→ What this task involves: Leave out the pictures and reproduce all of the data exactly.

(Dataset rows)
────────────────────
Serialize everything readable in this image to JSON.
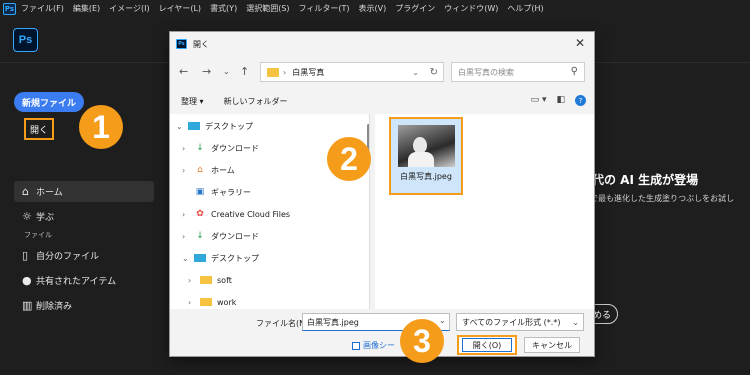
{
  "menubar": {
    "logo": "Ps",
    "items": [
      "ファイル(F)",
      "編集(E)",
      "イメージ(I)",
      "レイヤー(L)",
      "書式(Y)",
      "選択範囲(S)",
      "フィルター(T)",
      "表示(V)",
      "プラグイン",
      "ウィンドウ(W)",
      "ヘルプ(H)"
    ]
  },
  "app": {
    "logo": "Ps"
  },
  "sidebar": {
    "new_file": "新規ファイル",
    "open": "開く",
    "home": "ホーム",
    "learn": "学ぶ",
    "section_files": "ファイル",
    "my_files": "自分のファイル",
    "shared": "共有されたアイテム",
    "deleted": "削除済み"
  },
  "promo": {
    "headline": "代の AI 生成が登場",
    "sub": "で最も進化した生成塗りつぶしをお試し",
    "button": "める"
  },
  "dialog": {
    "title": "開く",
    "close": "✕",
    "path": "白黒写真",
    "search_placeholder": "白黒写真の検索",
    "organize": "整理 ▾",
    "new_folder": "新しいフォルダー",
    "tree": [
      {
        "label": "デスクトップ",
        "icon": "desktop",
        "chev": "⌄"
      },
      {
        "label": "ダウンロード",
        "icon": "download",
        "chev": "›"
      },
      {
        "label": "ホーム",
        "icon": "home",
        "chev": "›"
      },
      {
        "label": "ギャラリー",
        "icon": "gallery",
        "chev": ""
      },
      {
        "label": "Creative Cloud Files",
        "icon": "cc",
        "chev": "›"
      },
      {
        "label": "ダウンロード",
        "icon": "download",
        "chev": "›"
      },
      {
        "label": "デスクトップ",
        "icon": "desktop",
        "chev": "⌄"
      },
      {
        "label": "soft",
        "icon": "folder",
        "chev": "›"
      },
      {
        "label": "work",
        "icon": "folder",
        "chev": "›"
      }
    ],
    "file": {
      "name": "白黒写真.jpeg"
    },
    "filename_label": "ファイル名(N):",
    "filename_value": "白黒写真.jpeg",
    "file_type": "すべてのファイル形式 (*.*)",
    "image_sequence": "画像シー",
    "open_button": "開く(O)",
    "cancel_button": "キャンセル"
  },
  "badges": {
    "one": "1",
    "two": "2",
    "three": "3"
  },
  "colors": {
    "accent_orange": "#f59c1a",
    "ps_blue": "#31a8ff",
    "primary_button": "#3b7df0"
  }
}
────────────────────
→ Result:
Serialize everything readable in this image to JSON.
{
  "menubar": {
    "logo": "Ps",
    "items": [
      "ファイル(F)",
      "編集(E)",
      "イメージ(I)",
      "レイヤー(L)",
      "書式(Y)",
      "選択範囲(S)",
      "フィルター(T)",
      "表示(V)",
      "プラグイン",
      "ウィンドウ(W)",
      "ヘルプ(H)"
    ]
  },
  "app": {
    "logo": "Ps"
  },
  "sidebar": {
    "new_file": "新規ファイル",
    "open": "開く",
    "home": "ホーム",
    "learn": "学ぶ",
    "section_files": "ファイル",
    "my_files": "自分のファイル",
    "shared": "共有されたアイテム",
    "deleted": "削除済み"
  },
  "promo": {
    "headline": "代の AI 生成が登場",
    "sub": "で最も進化した生成塗りつぶしをお試し",
    "button": "める"
  },
  "dialog": {
    "title": "開く",
    "close": "✕",
    "path": "白黒写真",
    "search_placeholder": "白黒写真の検索",
    "organize": "整理 ▾",
    "new_folder": "新しいフォルダー",
    "tree": [
      {
        "label": "デスクトップ",
        "icon": "desktop",
        "chev": "⌄"
      },
      {
        "label": "ダウンロード",
        "icon": "download",
        "chev": "›"
      },
      {
        "label": "ホーム",
        "icon": "home",
        "chev": "›"
      },
      {
        "label": "ギャラリー",
        "icon": "gallery",
        "chev": ""
      },
      {
        "label": "Creative Cloud Files",
        "icon": "cc",
        "chev": "›"
      },
      {
        "label": "ダウンロード",
        "icon": "download",
        "chev": "›"
      },
      {
        "label": "デスクトップ",
        "icon": "desktop",
        "chev": "⌄"
      },
      {
        "label": "soft",
        "icon": "folder",
        "chev": "›"
      },
      {
        "label": "work",
        "icon": "folder",
        "chev": "›"
      }
    ],
    "file": {
      "name": "白黒写真.jpeg"
    },
    "filename_label": "ファイル名(N):",
    "filename_value": "白黒写真.jpeg",
    "file_type": "すべてのファイル形式 (*.*)",
    "image_sequence": "画像シー",
    "open_button": "開く(O)",
    "cancel_button": "キャンセル"
  },
  "badges": {
    "one": "1",
    "two": "2",
    "three": "3"
  },
  "colors": {
    "accent_orange": "#f59c1a",
    "ps_blue": "#31a8ff",
    "primary_button": "#3b7df0"
  }
}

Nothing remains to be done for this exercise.